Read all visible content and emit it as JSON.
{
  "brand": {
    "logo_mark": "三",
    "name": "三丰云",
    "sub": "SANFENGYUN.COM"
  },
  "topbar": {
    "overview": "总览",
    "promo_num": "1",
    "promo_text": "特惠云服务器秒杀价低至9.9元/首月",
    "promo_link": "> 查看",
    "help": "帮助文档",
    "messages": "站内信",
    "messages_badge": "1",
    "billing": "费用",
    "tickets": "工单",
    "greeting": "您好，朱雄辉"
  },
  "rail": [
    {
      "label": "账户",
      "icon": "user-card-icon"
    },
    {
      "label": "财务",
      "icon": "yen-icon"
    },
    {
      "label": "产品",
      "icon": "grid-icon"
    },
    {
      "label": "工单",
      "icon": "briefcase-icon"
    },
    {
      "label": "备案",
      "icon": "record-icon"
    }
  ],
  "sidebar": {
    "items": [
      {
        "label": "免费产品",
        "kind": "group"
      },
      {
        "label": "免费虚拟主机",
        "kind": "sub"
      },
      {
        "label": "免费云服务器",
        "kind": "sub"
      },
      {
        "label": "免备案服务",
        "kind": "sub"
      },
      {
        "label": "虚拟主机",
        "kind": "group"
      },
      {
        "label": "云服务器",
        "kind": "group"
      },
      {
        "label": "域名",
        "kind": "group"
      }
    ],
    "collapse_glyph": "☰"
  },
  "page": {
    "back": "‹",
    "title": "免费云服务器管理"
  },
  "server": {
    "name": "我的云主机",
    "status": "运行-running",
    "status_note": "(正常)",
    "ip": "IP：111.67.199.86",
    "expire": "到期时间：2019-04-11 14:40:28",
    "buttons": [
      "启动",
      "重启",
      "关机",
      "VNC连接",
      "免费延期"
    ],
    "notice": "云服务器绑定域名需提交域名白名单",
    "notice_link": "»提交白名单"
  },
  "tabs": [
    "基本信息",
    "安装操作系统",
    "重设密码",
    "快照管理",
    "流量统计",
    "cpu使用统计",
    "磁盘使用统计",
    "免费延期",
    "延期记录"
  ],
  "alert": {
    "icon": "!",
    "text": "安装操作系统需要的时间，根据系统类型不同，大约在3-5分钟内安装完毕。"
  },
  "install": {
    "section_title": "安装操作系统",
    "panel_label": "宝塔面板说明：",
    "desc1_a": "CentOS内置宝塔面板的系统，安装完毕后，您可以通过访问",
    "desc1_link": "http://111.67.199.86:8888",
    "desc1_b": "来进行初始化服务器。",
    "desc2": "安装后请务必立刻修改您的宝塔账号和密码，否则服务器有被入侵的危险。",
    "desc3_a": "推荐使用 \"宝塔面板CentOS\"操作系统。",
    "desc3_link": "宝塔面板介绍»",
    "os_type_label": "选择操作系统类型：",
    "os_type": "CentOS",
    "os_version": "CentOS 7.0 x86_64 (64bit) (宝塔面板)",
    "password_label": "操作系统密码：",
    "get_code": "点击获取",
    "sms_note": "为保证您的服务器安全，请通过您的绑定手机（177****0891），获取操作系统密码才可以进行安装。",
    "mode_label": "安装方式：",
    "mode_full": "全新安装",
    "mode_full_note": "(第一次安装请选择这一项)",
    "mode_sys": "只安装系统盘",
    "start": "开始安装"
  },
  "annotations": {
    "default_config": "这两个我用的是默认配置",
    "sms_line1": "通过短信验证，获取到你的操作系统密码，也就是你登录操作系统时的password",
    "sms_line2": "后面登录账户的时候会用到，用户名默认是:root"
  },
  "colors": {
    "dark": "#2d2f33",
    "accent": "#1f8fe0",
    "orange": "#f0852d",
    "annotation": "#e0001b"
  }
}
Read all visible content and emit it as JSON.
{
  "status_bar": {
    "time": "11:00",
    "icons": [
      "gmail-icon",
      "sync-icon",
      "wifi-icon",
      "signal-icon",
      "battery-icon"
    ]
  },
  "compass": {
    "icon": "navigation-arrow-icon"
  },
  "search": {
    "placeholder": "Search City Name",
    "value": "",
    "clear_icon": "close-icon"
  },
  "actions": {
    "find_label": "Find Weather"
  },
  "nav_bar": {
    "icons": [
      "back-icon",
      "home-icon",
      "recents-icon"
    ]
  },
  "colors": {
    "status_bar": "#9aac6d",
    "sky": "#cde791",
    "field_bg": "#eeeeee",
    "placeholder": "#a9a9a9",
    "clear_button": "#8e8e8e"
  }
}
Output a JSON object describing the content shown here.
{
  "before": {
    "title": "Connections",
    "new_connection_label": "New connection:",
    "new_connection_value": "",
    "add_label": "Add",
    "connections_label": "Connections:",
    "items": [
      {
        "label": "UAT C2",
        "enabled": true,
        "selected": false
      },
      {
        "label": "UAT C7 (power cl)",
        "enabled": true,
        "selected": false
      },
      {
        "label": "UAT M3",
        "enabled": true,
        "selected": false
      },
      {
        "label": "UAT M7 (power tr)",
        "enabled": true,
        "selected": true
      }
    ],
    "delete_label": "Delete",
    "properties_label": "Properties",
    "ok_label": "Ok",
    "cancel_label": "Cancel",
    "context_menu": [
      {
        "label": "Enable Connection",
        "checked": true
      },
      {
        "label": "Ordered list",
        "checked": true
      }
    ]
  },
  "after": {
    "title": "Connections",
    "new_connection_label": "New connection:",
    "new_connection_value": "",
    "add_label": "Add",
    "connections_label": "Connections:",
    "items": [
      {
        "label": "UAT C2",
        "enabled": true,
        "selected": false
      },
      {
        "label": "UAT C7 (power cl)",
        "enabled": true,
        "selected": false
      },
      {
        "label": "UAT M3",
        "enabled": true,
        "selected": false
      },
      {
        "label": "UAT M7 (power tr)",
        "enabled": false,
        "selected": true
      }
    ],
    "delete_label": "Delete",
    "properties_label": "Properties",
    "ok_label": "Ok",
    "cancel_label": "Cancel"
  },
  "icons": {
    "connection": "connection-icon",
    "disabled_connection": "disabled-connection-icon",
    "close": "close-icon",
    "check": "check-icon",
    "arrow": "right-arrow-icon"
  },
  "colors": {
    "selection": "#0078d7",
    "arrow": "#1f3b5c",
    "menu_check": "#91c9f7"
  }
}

──────

### Set problem
The records above must be repeated exactly, every one of them.

### Reply to the task
Read all visible content and emit it as JSON.
{
  "brand": {
    "logo_mark": "三",
    "name": "三丰云",
    "sub": "SANFENGYUN.COM"
  },
  "topbar": {
    "overview": "总览",
    "promo_num": "1",
    "promo_text": "特惠云服务器秒杀价低至9.9元/首月",
    "promo_link": "> 查看",
    "help": "帮助文档",
    "messages": "站内信",
    "messages_badge": "1",
    "billing": "费用",
    "tickets": "工单",
    "greeting": "您好，朱雄辉"
  },
  "rail": [
    {
      "label": "账户",
      "icon": "user-card-icon"
    },
    {
      "label": "财务",
      "icon": "yen-icon"
    },
    {
      "label": "产品",
      "icon": "grid-icon"
    },
    {
      "label": "工单",
      "icon": "briefcase-icon"
    },
    {
      "label": "备案",
      "icon": "record-icon"
    }
  ],
  "sidebar": {
    "items": [
      {
        "label": "免费产品",
        "kind": "group"
      },
      {
        "label": "免费虚拟主机",
        "kind": "sub"
      },
      {
        "label": "免费云服务器",
        "kind": "sub"
      },
      {
        "label": "免备案服务",
        "kind": "sub"
      },
      {
        "label": "虚拟主机",
        "kind": "group"
      },
      {
        "label": "云服务器",
        "kind": "group"
      },
      {
        "label": "域名",
        "kind": "group"
      }
    ],
    "collapse_glyph": "☰"
  },
  "page": {
    "back": "‹",
    "title": "免费云服务器管理"
  },
  "server": {
    "name": "我的云主机",
    "status": "运行-running",
    "status_note": "(正常)",
    "ip": "IP：111.67.199.86",
    "expire": "到期时间：2019-04-11 14:40:28",
    "buttons": [
      "启动",
      "重启",
      "关机",
      "VNC连接",
      "免费延期"
    ],
    "notice": "云服务器绑定域名需提交域名白名单",
    "notice_link": "»提交白名单"
  },
  "tabs": [
    "基本信息",
    "安装操作系统",
    "重设密码",
    "快照管理",
    "流量统计",
    "cpu使用统计",
    "磁盘使用统计",
    "免费延期",
    "延期记录"
  ],
  "alert": {
    "icon": "!",
    "text": "安装操作系统需要的时间，根据系统类型不同，大约在3-5分钟内安装完毕。"
  },
  "install": {
    "section_title": "安装操作系统",
    "panel_label": "宝塔面板说明：",
    "desc1_a": "CentOS内置宝塔面板的系统，安装完毕后，您可以通过访问",
    "desc1_link": "http://111.67.199.86:8888",
    "desc1_b": "来进行初始化服务器。",
    "desc2": "安装后请务必立刻修改您的宝塔账号和密码，否则服务器有被入侵的危险。",
    "desc3_a": "推荐使用 \"宝塔面板CentOS\"操作系统。",
    "desc3_link": "宝塔面板介绍»",
    "os_type_label": "选择操作系统类型：",
    "os_type": "CentOS",
    "os_version": "CentOS 7.0 x86_64 (64bit) (宝塔面板)",
    "password_label": "操作系统密码：",
    "get_code": "点击获取",
    "sms_note": "为保证您的服务器安全，请通过您的绑定手机（177****0891），获取操作系统密码才可以进行安装。",
    "mode_label": "安装方式：",
    "mode_full": "全新安装",
    "mode_full_note": "(第一次安装请选择这一项)",
    "mode_sys": "只安装系统盘",
    "start": "开始安装"
  },
  "annotations": {
    "default_config": "这两个我用的是默认配置",
    "sms_line1": "通过短信验证，获取到你的操作系统密码，也就是你登录操作系统时的password",
    "sms_line2": "后面登录账户的时候会用到，用户名默认是:root"
  },
  "colors": {
    "dark": "#2d2f33",
    "accent": "#1f8fe0",
    "orange": "#f0852d",
    "annotation": "#e0001b"
  }
}
Read all visible content and emit it as JSON.
{
  "status_bar": {
    "time": "11:00",
    "icons": [
      "gmail-icon",
      "sync-icon",
      "wifi-icon",
      "signal-icon",
      "battery-icon"
    ]
  },
  "compass": {
    "icon": "navigation-arrow-icon"
  },
  "search": {
    "placeholder": "Search City Name",
    "value": "",
    "clear_icon": "close-icon"
  },
  "actions": {
    "find_label": "Find Weather"
  },
  "nav_bar": {
    "icons": [
      "back-icon",
      "home-icon",
      "recents-icon"
    ]
  },
  "colors": {
    "status_bar": "#9aac6d",
    "sky": "#cde791",
    "field_bg": "#eeeeee",
    "placeholder": "#a9a9a9",
    "clear_button": "#8e8e8e"
  }
}
Output a JSON object describing the content shown here.
{
  "before": {
    "title": "Connections",
    "new_connection_label": "New connection:",
    "new_connection_value": "",
    "add_label": "Add",
    "connections_label": "Connections:",
    "items": [
      {
        "label": "UAT C2",
        "enabled": true,
        "selected": false
      },
      {
        "label": "UAT C7 (power cl)",
        "enabled": true,
        "selected": false
      },
      {
        "label": "UAT M3",
        "enabled": true,
        "selected": false
      },
      {
        "label": "UAT M7 (power tr)",
        "enabled": true,
        "selected": true
      }
    ],
    "delete_label": "Delete",
    "properties_label": "Properties",
    "ok_label": "Ok",
    "cancel_label": "Cancel",
    "context_menu": [
      {
        "label": "Enable Connection",
        "checked": true
      },
      {
        "label": "Ordered list",
        "checked": true
      }
    ]
  },
  "after": {
    "title": "Connections",
    "new_connection_label": "New connection:",
    "new_connection_value": "",
    "add_label": "Add",
    "connections_label": "Connections:",
    "items": [
      {
        "label": "UAT C2",
        "enabled": true,
        "selected": false
      },
      {
        "label": "UAT C7 (power cl)",
        "enabled": true,
        "selected": false
      },
      {
        "label": "UAT M3",
        "enabled": true,
        "selected": false
      },
      {
        "label": "UAT M7 (power tr)",
        "enabled": false,
        "selected": true
      }
    ],
    "delete_label": "Delete",
    "properties_label": "Properties",
    "ok_label": "Ok",
    "cancel_label": "Cancel"
  },
  "icons": {
    "connection": "connection-icon",
    "disabled_connection": "disabled-connection-icon",
    "close": "close-icon",
    "check": "check-icon",
    "arrow": "right-arrow-icon"
  },
  "colors": {
    "selection": "#0078d7",
    "arrow": "#1f3b5c",
    "menu_check": "#91c9f7"
  }
}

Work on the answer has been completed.